━━ Exercise input

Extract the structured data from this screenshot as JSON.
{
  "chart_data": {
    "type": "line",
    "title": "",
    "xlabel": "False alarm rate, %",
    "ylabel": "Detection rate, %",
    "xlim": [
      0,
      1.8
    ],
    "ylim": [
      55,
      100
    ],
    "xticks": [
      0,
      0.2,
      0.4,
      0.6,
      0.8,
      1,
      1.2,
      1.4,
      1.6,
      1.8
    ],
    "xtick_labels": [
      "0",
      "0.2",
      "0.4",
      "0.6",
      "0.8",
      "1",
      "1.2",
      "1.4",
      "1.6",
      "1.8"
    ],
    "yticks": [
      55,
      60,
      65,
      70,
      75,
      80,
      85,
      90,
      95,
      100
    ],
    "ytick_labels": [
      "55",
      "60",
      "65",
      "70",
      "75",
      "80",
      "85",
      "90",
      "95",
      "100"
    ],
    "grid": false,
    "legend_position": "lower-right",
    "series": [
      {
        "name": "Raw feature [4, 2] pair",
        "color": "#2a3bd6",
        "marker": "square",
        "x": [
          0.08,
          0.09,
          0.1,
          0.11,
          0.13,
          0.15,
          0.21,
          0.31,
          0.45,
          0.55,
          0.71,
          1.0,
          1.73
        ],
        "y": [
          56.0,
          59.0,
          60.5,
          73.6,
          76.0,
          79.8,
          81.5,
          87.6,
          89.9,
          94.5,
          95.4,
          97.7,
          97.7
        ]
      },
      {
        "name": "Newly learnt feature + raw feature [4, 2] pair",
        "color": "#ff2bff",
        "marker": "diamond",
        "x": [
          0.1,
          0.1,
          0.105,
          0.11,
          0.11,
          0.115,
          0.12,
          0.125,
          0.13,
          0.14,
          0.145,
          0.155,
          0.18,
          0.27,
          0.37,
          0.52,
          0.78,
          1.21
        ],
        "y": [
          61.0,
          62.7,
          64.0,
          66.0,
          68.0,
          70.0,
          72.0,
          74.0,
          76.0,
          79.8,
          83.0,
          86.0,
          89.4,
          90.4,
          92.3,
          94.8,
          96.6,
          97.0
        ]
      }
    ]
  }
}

━━━━

- Exercise details:
Every record above must be duplicated exactly.

- The completed task:
Extract the structured data from this screenshot as JSON.
{
  "chart_data": {
    "type": "line",
    "title": "",
    "xlabel": "False alarm rate, %",
    "ylabel": "Detection rate, %",
    "xlim": [
      0,
      1.8
    ],
    "ylim": [
      55,
      100
    ],
    "xticks": [
      0,
      0.2,
      0.4,
      0.6,
      0.8,
      1,
      1.2,
      1.4,
      1.6,
      1.8
    ],
    "xtick_labels": [
      "0",
      "0.2",
      "0.4",
      "0.6",
      "0.8",
      "1",
      "1.2",
      "1.4",
      "1.6",
      "1.8"
    ],
    "yticks": [
      55,
      60,
      65,
      70,
      75,
      80,
      85,
      90,
      95,
      100
    ],
    "ytick_labels": [
      "55",
      "60",
      "65",
      "70",
      "75",
      "80",
      "85",
      "90",
      "95",
      "100"
    ],
    "grid": false,
    "legend_position": "lower-right",
    "series": [
      {
        "name": "Raw feature [4, 2] pair",
        "color": "#2a3bd6",
        "marker": "square",
        "x": [
          0.08,
          0.09,
          0.1,
          0.11,
          0.13,
          0.15,
          0.21,
          0.31,
          0.45,
          0.55,
          0.71,
          1.0,
          1.73
        ],
        "y": [
          56.0,
          59.0,
          60.5,
          73.6,
          76.0,
          79.8,
          81.5,
          87.6,
          89.9,
          94.5,
          95.4,
          97.7,
          97.7
        ]
      },
      {
        "name": "Newly learnt feature + raw feature [4, 2] pair",
        "color": "#ff2bff",
        "marker": "diamond",
        "x": [
          0.1,
          0.1,
          0.105,
          0.11,
          0.11,
          0.115,
          0.12,
          0.125,
          0.13,
          0.14,
          0.145,
          0.155,
          0.18,
          0.27,
          0.37,
          0.52,
          0.78,
          1.21
        ],
        "y": [
          61.0,
          62.7,
          64.0,
          66.0,
          68.0,
          70.0,
          72.0,
          74.0,
          76.0,
          79.8,
          83.0,
          86.0,
          89.4,
          90.4,
          92.3,
          94.8,
          96.6,
          97.0
        ]
      }
    ]
  }
}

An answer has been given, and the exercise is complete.